- **SET EXERCISE**
Pictures appear in the records below; write out everything else exactly.

*** RECORD EXTRACTS

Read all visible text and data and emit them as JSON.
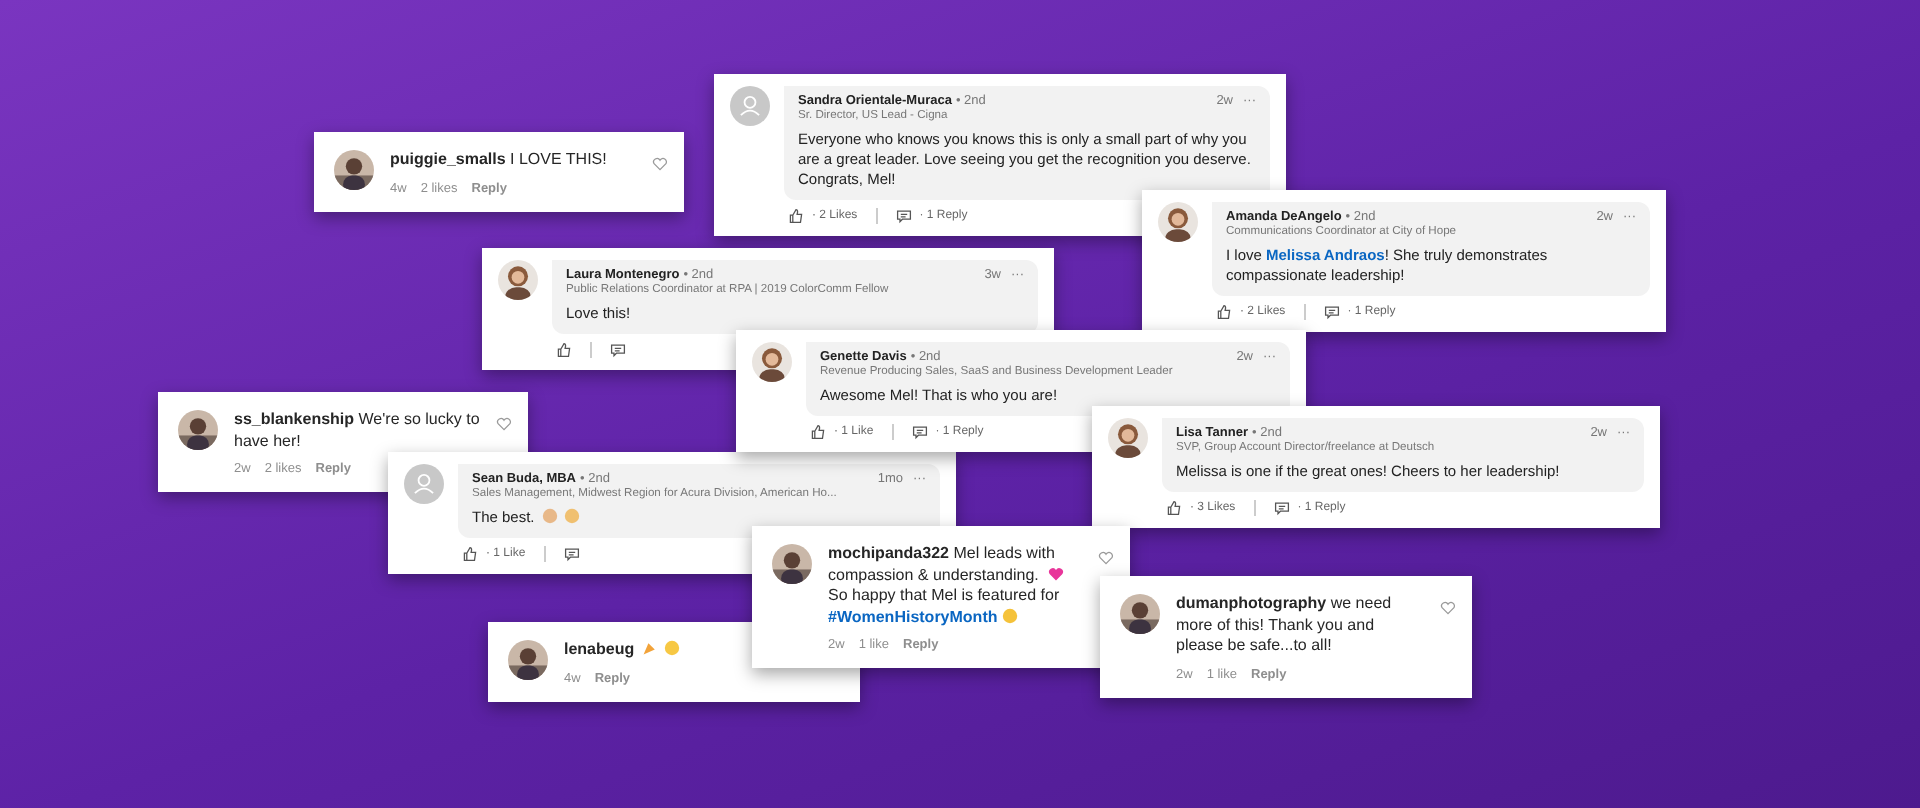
{
  "comments": [
    {
      "kind": "instagram",
      "user": "puiggie_smalls",
      "segments": [
        {
          "kind": "text",
          "text": "I LOVE THIS!"
        }
      ],
      "time": "4w",
      "likes": "2 likes",
      "reply": "Reply",
      "like_icon": true
    },
    {
      "kind": "linkedin",
      "avatar": {
        "kind": "default"
      },
      "name": "Sandra Orientale-Muraca",
      "degree": "• 2nd",
      "headline": "Sr. Director, US Lead - Cigna",
      "time": "2w",
      "more": "···",
      "segments": [
        {
          "kind": "text",
          "text": "Everyone who knows you knows this is only a small part of why you are a great leader.  Love seeing you get the recognition you deserve. Congrats, Mel!"
        }
      ],
      "likes": "· 2 Likes",
      "replies": "· 1 Reply"
    },
    {
      "kind": "linkedin",
      "avatar": {
        "kind": "picture"
      },
      "name": "Laura Montenegro",
      "degree": "• 2nd",
      "headline": "Public Relations Coordinator at RPA | 2019 ColorComm Fellow",
      "time": "3w",
      "more": "···",
      "segments": [
        {
          "kind": "text",
          "text": "Love this!"
        }
      ]
    },
    {
      "kind": "linkedin",
      "avatar": {
        "kind": "picture"
      },
      "name": "Amanda DeAngelo",
      "degree": "• 2nd",
      "headline": "Communications Coordinator at City of Hope",
      "time": "2w",
      "more": "···",
      "segments": [
        {
          "kind": "text",
          "text": "I love "
        },
        {
          "kind": "link",
          "text": "Melissa Andraos"
        },
        {
          "kind": "text",
          "text": "! She truly demonstrates compassionate leadership!"
        }
      ],
      "likes": "· 2 Likes",
      "replies": "· 1 Reply"
    },
    {
      "kind": "instagram",
      "user": "ss_blankenship",
      "segments": [
        {
          "kind": "text",
          "text": "We're so lucky to have her!"
        }
      ],
      "time": "2w",
      "likes": "2 likes",
      "reply": "Reply",
      "like_icon": true
    },
    {
      "kind": "linkedin",
      "avatar": {
        "kind": "picture"
      },
      "name": "Genette Davis",
      "degree": "• 2nd",
      "headline": "Revenue Producing Sales, SaaS and Business Development Leader",
      "time": "2w",
      "more": "···",
      "segments": [
        {
          "kind": "text",
          "text": "Awesome Mel! That is who you are!"
        }
      ],
      "likes": "· 1 Like",
      "replies": "· 1 Reply"
    },
    {
      "kind": "linkedin",
      "avatar": {
        "kind": "picture"
      },
      "name": "Lisa Tanner",
      "degree": "• 2nd",
      "headline": "SVP, Group Account Director/freelance at Deutsch",
      "time": "2w",
      "more": "···",
      "segments": [
        {
          "kind": "text",
          "text": "Melissa is one if the great ones! Cheers to her leadership!"
        }
      ],
      "likes": "· 3 Likes",
      "replies": "· 1 Reply"
    },
    {
      "kind": "linkedin",
      "avatar": {
        "kind": "default"
      },
      "name": "Sean Buda, MBA",
      "degree": "• 2nd",
      "headline": "Sales Management, Midwest Region for Acura Division, American Ho...",
      "time": "1mo",
      "more": "···",
      "segments": [
        {
          "kind": "text",
          "text": "The best. "
        },
        {
          "kind": "ok-emoji"
        },
        {
          "kind": "muscle-emoji"
        }
      ],
      "likes": "· 1 Like"
    },
    {
      "kind": "instagram",
      "user": "mochipanda322",
      "segments": [
        {
          "kind": "text",
          "text": "Mel leads with compassion & understanding. "
        },
        {
          "kind": "heart-emoji"
        },
        {
          "kind": "text",
          "text": " So happy that Mel is featured for "
        },
        {
          "kind": "link",
          "text": "#WomenHistoryMonth"
        },
        {
          "kind": "hug-emoji"
        }
      ],
      "time": "2w",
      "likes": "1 like",
      "reply": "Reply",
      "like_icon": true
    },
    {
      "kind": "instagram",
      "user": "lenabeug",
      "segments": [
        {
          "kind": "party-emoji"
        },
        {
          "kind": "smile-emoji"
        }
      ],
      "time": "4w",
      "reply": "Reply"
    },
    {
      "kind": "instagram",
      "user": "dumanphotography",
      "segments": [
        {
          "kind": "text",
          "text": "we need more of this! Thank you and please be safe...to all!"
        }
      ],
      "time": "2w",
      "likes": "1 like",
      "reply": "Reply",
      "like_icon": true
    }
  ]
}
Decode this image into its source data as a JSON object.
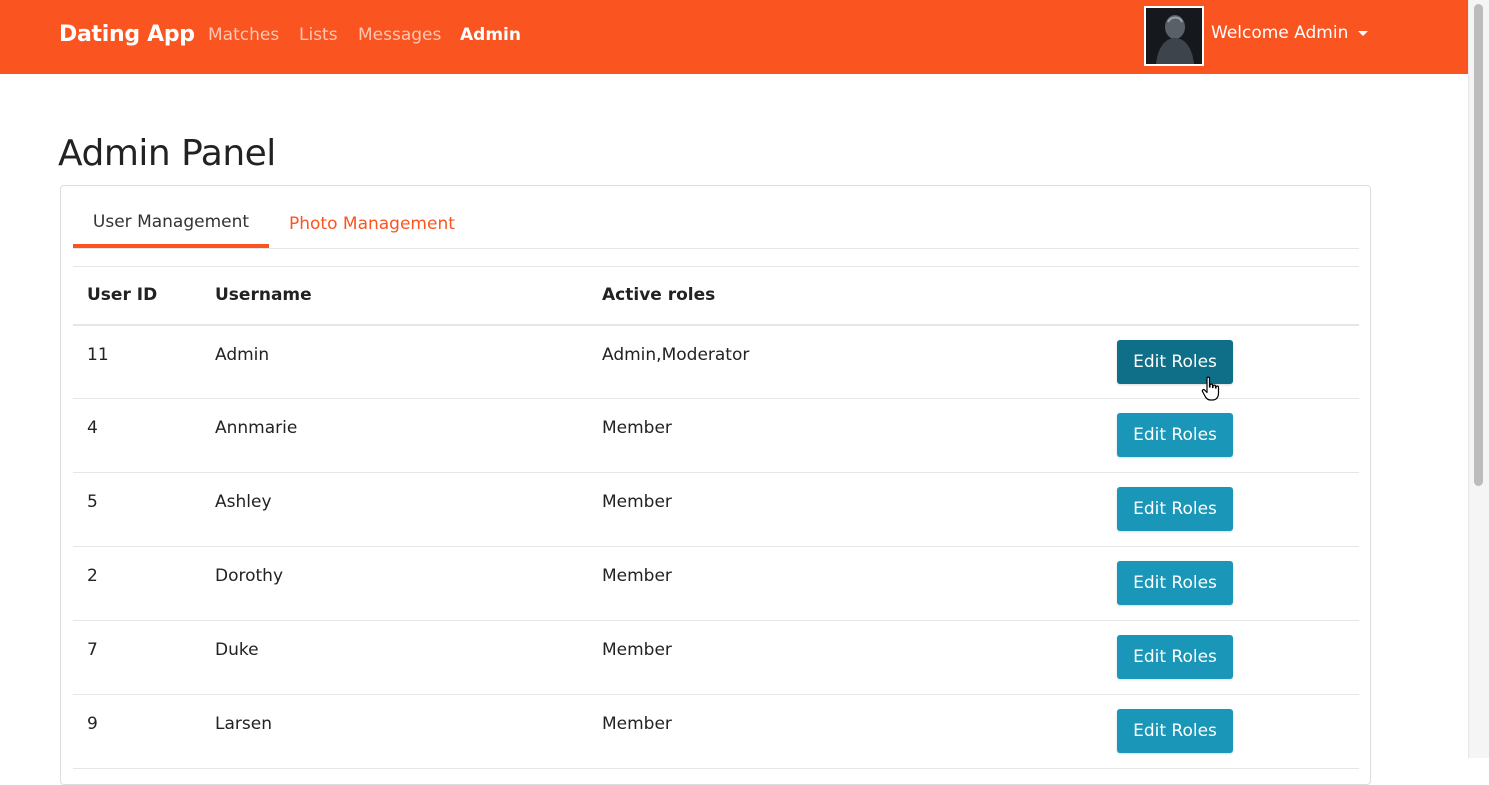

******

- **THE OUTPUT**
Read all visible text and data and emit them as JSON.
{
  "comments": [
    {
      "kind": "instagram",
      "user": "puiggie_smalls",
      "segments": [
        {
          "kind": "text",
          "text": "I LOVE THIS!"
        }
      ],
      "time": "4w",
      "likes": "2 likes",
      "reply": "Reply",
      "like_icon": true
    },
    {
      "kind": "linkedin",
      "avatar": {
        "kind": "default"
      },
      "name": "Sandra Orientale-Muraca",
      "degree": "• 2nd",
      "headline": "Sr. Director, US Lead - Cigna",
      "time": "2w",
      "more": "···",
      "segments": [
        {
          "kind": "text",
          "text": "Everyone who knows you knows this is only a small part of why you are a great leader.  Love seeing you get the recognition you deserve. Congrats, Mel!"
        }
      ],
      "likes": "· 2 Likes",
      "replies": "· 1 Reply"
    },
    {
      "kind": "linkedin",
      "avatar": {
        "kind": "picture"
      },
      "name": "Laura Montenegro",
      "degree": "• 2nd",
      "headline": "Public Relations Coordinator at RPA | 2019 ColorComm Fellow",
      "time": "3w",
      "more": "···",
      "segments": [
        {
          "kind": "text",
          "text": "Love this!"
        }
      ]
    },
    {
      "kind": "linkedin",
      "avatar": {
        "kind": "picture"
      },
      "name": "Amanda DeAngelo",
      "degree": "• 2nd",
      "headline": "Communications Coordinator at City of Hope",
      "time": "2w",
      "more": "···",
      "segments": [
        {
          "kind": "text",
          "text": "I love "
        },
        {
          "kind": "link",
          "text": "Melissa Andraos"
        },
        {
          "kind": "text",
          "text": "! She truly demonstrates compassionate leadership!"
        }
      ],
      "likes": "· 2 Likes",
      "replies": "· 1 Reply"
    },
    {
      "kind": "instagram",
      "user": "ss_blankenship",
      "segments": [
        {
          "kind": "text",
          "text": "We're so lucky to have her!"
        }
      ],
      "time": "2w",
      "likes": "2 likes",
      "reply": "Reply",
      "like_icon": true
    },
    {
      "kind": "linkedin",
      "avatar": {
        "kind": "picture"
      },
      "name": "Genette Davis",
      "degree": "• 2nd",
      "headline": "Revenue Producing Sales, SaaS and Business Development Leader",
      "time": "2w",
      "more": "···",
      "segments": [
        {
          "kind": "text",
          "text": "Awesome Mel! That is who you are!"
        }
      ],
      "likes": "· 1 Like",
      "replies": "· 1 Reply"
    },
    {
      "kind": "linkedin",
      "avatar": {
        "kind": "picture"
      },
      "name": "Lisa Tanner",
      "degree": "• 2nd",
      "headline": "SVP, Group Account Director/freelance at Deutsch",
      "time": "2w",
      "more": "···",
      "segments": [
        {
          "kind": "text",
          "text": "Melissa is one if the great ones! Cheers to her leadership!"
        }
      ],
      "likes": "· 3 Likes",
      "replies": "· 1 Reply"
    },
    {
      "kind": "linkedin",
      "avatar": {
        "kind": "default"
      },
      "name": "Sean Buda, MBA",
      "degree": "• 2nd",
      "headline": "Sales Management, Midwest Region for Acura Division, American Ho...",
      "time": "1mo",
      "more": "···",
      "segments": [
        {
          "kind": "text",
          "text": "The best. "
        },
        {
          "kind": "ok-emoji"
        },
        {
          "kind": "muscle-emoji"
        }
      ],
      "likes": "· 1 Like"
    },
    {
      "kind": "instagram",
      "user": "mochipanda322",
      "segments": [
        {
          "kind": "text",
          "text": "Mel leads with compassion & understanding. "
        },
        {
          "kind": "heart-emoji"
        },
        {
          "kind": "text",
          "text": " So happy that Mel is featured for "
        },
        {
          "kind": "link",
          "text": "#WomenHistoryMonth"
        },
        {
          "kind": "hug-emoji"
        }
      ],
      "time": "2w",
      "likes": "1 like",
      "reply": "Reply",
      "like_icon": true
    },
    {
      "kind": "instagram",
      "user": "lenabeug",
      "segments": [
        {
          "kind": "party-emoji"
        },
        {
          "kind": "smile-emoji"
        }
      ],
      "time": "4w",
      "reply": "Reply"
    },
    {
      "kind": "instagram",
      "user": "dumanphotography",
      "segments": [
        {
          "kind": "text",
          "text": "we need more of this! Thank you and please be safe...to all!"
        }
      ],
      "time": "2w",
      "likes": "1 like",
      "reply": "Reply",
      "like_icon": true
    }
  ]
}
Decode this image into its source data as a JSON object.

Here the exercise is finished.